━━ Material for the task
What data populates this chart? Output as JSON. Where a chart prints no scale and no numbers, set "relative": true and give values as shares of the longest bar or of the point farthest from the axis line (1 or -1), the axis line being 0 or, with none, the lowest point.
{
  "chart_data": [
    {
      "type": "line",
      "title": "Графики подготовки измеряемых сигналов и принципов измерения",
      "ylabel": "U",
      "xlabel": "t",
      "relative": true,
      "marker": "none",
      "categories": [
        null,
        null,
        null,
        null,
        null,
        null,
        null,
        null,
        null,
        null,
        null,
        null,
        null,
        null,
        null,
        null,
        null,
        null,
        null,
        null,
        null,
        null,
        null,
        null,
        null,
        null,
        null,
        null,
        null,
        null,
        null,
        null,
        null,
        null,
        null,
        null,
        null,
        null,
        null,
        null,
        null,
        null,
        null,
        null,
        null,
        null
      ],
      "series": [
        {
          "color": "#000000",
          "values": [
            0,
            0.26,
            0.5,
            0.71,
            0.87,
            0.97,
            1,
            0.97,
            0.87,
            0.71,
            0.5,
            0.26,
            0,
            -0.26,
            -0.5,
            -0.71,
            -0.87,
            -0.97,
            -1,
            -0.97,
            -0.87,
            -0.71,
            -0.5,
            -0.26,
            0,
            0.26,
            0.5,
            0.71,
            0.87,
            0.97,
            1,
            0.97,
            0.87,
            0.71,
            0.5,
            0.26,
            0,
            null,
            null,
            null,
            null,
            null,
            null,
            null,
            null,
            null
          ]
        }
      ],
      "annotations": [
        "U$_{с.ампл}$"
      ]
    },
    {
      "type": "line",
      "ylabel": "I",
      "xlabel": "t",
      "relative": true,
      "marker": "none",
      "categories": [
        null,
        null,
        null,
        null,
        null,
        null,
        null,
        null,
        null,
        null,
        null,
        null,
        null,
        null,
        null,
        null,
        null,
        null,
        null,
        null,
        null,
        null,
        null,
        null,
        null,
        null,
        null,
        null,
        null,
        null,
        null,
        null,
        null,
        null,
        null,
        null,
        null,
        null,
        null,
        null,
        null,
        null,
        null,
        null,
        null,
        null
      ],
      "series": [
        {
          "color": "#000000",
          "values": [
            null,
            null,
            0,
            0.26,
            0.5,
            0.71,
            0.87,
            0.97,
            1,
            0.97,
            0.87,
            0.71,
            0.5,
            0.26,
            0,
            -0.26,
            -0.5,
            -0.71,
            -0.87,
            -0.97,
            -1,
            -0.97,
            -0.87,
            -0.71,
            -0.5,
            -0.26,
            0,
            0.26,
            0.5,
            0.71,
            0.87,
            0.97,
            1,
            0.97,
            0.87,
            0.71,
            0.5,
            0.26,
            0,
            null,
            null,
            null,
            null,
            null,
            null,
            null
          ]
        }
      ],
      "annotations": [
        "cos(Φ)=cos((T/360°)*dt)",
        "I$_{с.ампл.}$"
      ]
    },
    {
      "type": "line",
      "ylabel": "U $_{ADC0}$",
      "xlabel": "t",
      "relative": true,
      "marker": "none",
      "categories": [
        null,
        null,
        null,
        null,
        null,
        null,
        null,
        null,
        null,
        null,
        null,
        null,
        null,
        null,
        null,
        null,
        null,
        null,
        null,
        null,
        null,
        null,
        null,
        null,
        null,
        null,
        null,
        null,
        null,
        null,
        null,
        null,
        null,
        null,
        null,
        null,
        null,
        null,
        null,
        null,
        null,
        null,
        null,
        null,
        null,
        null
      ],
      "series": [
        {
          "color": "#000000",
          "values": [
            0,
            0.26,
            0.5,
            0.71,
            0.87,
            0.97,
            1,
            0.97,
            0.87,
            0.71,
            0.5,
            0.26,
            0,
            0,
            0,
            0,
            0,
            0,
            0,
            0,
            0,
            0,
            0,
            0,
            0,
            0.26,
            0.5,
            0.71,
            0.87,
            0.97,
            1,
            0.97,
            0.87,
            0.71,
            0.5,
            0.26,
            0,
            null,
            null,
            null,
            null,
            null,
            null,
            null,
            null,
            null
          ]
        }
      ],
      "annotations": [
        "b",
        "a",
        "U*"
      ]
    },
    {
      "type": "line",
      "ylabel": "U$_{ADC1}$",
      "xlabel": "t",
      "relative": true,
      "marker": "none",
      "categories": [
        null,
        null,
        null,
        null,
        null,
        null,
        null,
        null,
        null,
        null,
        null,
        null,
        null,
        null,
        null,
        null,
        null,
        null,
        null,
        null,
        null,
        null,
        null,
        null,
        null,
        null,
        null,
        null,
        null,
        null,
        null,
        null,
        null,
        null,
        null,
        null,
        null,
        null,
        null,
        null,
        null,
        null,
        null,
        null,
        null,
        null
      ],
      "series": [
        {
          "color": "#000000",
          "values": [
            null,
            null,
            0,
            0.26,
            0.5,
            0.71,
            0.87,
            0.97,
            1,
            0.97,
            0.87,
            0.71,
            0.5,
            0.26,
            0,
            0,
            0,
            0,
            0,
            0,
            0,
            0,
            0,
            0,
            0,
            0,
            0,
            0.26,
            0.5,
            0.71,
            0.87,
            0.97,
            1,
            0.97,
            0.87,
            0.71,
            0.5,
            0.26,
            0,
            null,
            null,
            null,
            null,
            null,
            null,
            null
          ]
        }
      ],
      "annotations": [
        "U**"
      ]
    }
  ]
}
━━━━
→ Work required: Give back all the records exactly as they stand.

→ Result:
What data populates this chart? Output as JSON. Where a chart prints no scale and no numbers, set "relative": true and give values as shares of the longest bar or of the point farthest from the axis line (1 or -1), the axis line being 0 or, with none, the lowest point.
{
  "chart_data": [
    {
      "type": "line",
      "title": "Графики подготовки измеряемых сигналов и принципов измерения",
      "ylabel": "U",
      "xlabel": "t",
      "relative": true,
      "marker": "none",
      "categories": [
        null,
        null,
        null,
        null,
        null,
        null,
        null,
        null,
        null,
        null,
        null,
        null,
        null,
        null,
        null,
        null,
        null,
        null,
        null,
        null,
        null,
        null,
        null,
        null,
        null,
        null,
        null,
        null,
        null,
        null,
        null,
        null,
        null,
        null,
        null,
        null,
        null,
        null,
        null,
        null,
        null,
        null,
        null,
        null,
        null,
        null
      ],
      "series": [
        {
          "color": "#000000",
          "values": [
            0,
            0.26,
            0.5,
            0.71,
            0.87,
            0.97,
            1,
            0.97,
            0.87,
            0.71,
            0.5,
            0.26,
            0,
            -0.26,
            -0.5,
            -0.71,
            -0.87,
            -0.97,
            -1,
            -0.97,
            -0.87,
            -0.71,
            -0.5,
            -0.26,
            0,
            0.26,
            0.5,
            0.71,
            0.87,
            0.97,
            1,
            0.97,
            0.87,
            0.71,
            0.5,
            0.26,
            0,
            null,
            null,
            null,
            null,
            null,
            null,
            null,
            null,
            null
          ]
        }
      ],
      "annotations": [
        "U$_{с.ампл}$"
      ]
    },
    {
      "type": "line",
      "ylabel": "I",
      "xlabel": "t",
      "relative": true,
      "marker": "none",
      "categories": [
        null,
        null,
        null,
        null,
        null,
        null,
        null,
        null,
        null,
        null,
        null,
        null,
        null,
        null,
        null,
        null,
        null,
        null,
        null,
        null,
        null,
        null,
        null,
        null,
        null,
        null,
        null,
        null,
        null,
        null,
        null,
        null,
        null,
        null,
        null,
        null,
        null,
        null,
        null,
        null,
        null,
        null,
        null,
        null,
        null,
        null
      ],
      "series": [
        {
          "color": "#000000",
          "values": [
            null,
            null,
            0,
            0.26,
            0.5,
            0.71,
            0.87,
            0.97,
            1,
            0.97,
            0.87,
            0.71,
            0.5,
            0.26,
            0,
            -0.26,
            -0.5,
            -0.71,
            -0.87,
            -0.97,
            -1,
            -0.97,
            -0.87,
            -0.71,
            -0.5,
            -0.26,
            0,
            0.26,
            0.5,
            0.71,
            0.87,
            0.97,
            1,
            0.97,
            0.87,
            0.71,
            0.5,
            0.26,
            0,
            null,
            null,
            null,
            null,
            null,
            null,
            null
          ]
        }
      ],
      "annotations": [
        "cos(Φ)=cos((T/360°)*dt)",
        "I$_{с.ампл.}$"
      ]
    },
    {
      "type": "line",
      "ylabel": "U $_{ADC0}$",
      "xlabel": "t",
      "relative": true,
      "marker": "none",
      "categories": [
        null,
        null,
        null,
        null,
        null,
        null,
        null,
        null,
        null,
        null,
        null,
        null,
        null,
        null,
        null,
        null,
        null,
        null,
        null,
        null,
        null,
        null,
        null,
        null,
        null,
        null,
        null,
        null,
        null,
        null,
        null,
        null,
        null,
        null,
        null,
        null,
        null,
        null,
        null,
        null,
        null,
        null,
        null,
        null,
        null,
        null
      ],
      "series": [
        {
          "color": "#000000",
          "values": [
            0,
            0.26,
            0.5,
            0.71,
            0.87,
            0.97,
            1,
            0.97,
            0.87,
            0.71,
            0.5,
            0.26,
            0,
            0,
            0,
            0,
            0,
            0,
            0,
            0,
            0,
            0,
            0,
            0,
            0,
            0.26,
            0.5,
            0.71,
            0.87,
            0.97,
            1,
            0.97,
            0.87,
            0.71,
            0.5,
            0.26,
            0,
            null,
            null,
            null,
            null,
            null,
            null,
            null,
            null,
            null
          ]
        }
      ],
      "annotations": [
        "b",
        "a",
        "U*"
      ]
    },
    {
      "type": "line",
      "ylabel": "U$_{ADC1}$",
      "xlabel": "t",
      "relative": true,
      "marker": "none",
      "categories": [
        null,
        null,
        null,
        null,
        null,
        null,
        null,
        null,
        null,
        null,
        null,
        null,
        null,
        null,
        null,
        null,
        null,
        null,
        null,
        null,
        null,
        null,
        null,
        null,
        null,
        null,
        null,
        null,
        null,
        null,
        null,
        null,
        null,
        null,
        null,
        null,
        null,
        null,
        null,
        null,
        null,
        null,
        null,
        null,
        null,
        null
      ],
      "series": [
        {
          "color": "#000000",
          "values": [
            null,
            null,
            0,
            0.26,
            0.5,
            0.71,
            0.87,
            0.97,
            1,
            0.97,
            0.87,
            0.71,
            0.5,
            0.26,
            0,
            0,
            0,
            0,
            0,
            0,
            0,
            0,
            0,
            0,
            0,
            0,
            0,
            0.26,
            0.5,
            0.71,
            0.87,
            0.97,
            1,
            0.97,
            0.87,
            0.71,
            0.5,
            0.26,
            0,
            null,
            null,
            null,
            null,
            null,
            null,
            null
          ]
        }
      ],
      "annotations": [
        "U**"
      ]
    }
  ]
}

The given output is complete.